[Data records]
(begin)
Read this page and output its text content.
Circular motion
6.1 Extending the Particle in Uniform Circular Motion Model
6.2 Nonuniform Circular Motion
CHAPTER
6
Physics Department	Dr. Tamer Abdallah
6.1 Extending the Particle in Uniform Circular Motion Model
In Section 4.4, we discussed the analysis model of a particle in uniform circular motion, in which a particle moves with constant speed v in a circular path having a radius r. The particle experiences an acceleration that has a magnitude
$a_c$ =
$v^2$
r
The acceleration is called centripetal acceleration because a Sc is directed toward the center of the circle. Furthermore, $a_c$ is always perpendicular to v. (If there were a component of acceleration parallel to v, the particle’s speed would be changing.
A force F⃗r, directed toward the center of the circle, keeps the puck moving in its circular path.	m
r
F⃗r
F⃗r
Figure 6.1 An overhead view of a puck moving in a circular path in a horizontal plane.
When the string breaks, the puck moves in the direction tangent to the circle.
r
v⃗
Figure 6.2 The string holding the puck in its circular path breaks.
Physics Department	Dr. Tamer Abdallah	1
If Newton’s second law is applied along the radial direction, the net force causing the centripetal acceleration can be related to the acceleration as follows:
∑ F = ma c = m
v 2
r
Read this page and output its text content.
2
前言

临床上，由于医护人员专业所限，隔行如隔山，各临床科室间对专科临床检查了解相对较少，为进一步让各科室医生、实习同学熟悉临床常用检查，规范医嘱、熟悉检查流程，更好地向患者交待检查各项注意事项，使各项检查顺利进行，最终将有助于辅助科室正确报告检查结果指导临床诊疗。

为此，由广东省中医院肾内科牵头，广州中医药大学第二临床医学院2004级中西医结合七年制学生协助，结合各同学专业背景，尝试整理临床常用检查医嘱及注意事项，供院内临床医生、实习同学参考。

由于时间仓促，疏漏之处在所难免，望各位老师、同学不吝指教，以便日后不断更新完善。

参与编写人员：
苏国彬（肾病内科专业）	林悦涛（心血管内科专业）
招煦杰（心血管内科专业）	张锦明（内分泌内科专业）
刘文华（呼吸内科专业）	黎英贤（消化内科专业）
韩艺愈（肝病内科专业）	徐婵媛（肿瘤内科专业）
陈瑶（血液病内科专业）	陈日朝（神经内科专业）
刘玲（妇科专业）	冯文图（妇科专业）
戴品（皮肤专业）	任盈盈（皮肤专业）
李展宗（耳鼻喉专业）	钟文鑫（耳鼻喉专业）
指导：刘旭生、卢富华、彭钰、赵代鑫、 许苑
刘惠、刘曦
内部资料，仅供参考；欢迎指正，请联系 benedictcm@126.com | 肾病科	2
(end)
# [TASK DESCRIPTION]
Reproduce each line verbatim.

# [EXERCISE SOLUTION]
Read this page and output its text content.
Circular motion
6.1 Extending the Particle in Uniform Circular Motion Model
6.2 Nonuniform Circular Motion
CHAPTER
6
Physics Department	Dr. Tamer Abdallah
6.1 Extending the Particle in Uniform Circular Motion Model
In Section 4.4, we discussed the analysis model of a particle in uniform circular motion, in which a particle moves with constant speed v in a circular path having a radius r. The particle experiences an acceleration that has a magnitude
$a_c$ =
$v^2$
r
The acceleration is called centripetal acceleration because a Sc is directed toward the center of the circle. Furthermore, $a_c$ is always perpendicular to v. (If there were a component of acceleration parallel to v, the particle’s speed would be changing.
A force F⃗r, directed toward the center of the circle, keeps the puck moving in its circular path.	m
r
F⃗r
F⃗r
Figure 6.1 An overhead view of a puck moving in a circular path in a horizontal plane.
When the string breaks, the puck moves in the direction tangent to the circle.
r
v⃗
Figure 6.2 The string holding the puck in its circular path breaks.
Physics Department	Dr. Tamer Abdallah	1
If Newton’s second law is applied along the radial direction, the net force causing the centripetal acceleration can be related to the acceleration as follows:
∑ F = ma c = m
v 2
r
Read this page and output its text content.
2
前言

临床上，由于医护人员专业所限，隔行如隔山，各临床科室间对专科临床检查了解相对较少，为进一步让各科室医生、实习同学熟悉临床常用检查，规范医嘱、熟悉检查流程，更好地向患者交待检查各项注意事项，使各项检查顺利进行，最终将有助于辅助科室正确报告检查结果指导临床诊疗。

为此，由广东省中医院肾内科牵头，广州中医药大学第二临床医学院2004级中西医结合七年制学生协助，结合各同学专业背景，尝试整理临床常用检查医嘱及注意事项，供院内临床医生、实习同学参考。

由于时间仓促，疏漏之处在所难免，望各位老师、同学不吝指教，以便日后不断更新完善。

参与编写人员：
苏国彬（肾病内科专业）	林悦涛（心血管内科专业）
招煦杰（心血管内科专业）	张锦明（内分泌内科专业）
刘文华（呼吸内科专业）	黎英贤（消化内科专业）
韩艺愈（肝病内科专业）	徐婵媛（肿瘤内科专业）
陈瑶（血液病内科专业）	陈日朝（神经内科专业）
刘玲（妇科专业）	冯文图（妇科专业）
戴品（皮肤专业）	任盈盈（皮肤专业）
李展宗（耳鼻喉专业）	钟文鑫（耳鼻喉专业）
指导：刘旭生、卢富华、彭钰、赵代鑫、 许苑
刘惠、刘曦
内部资料，仅供参考；欢迎指正，请联系 benedictcm@126.com | 肾病科	2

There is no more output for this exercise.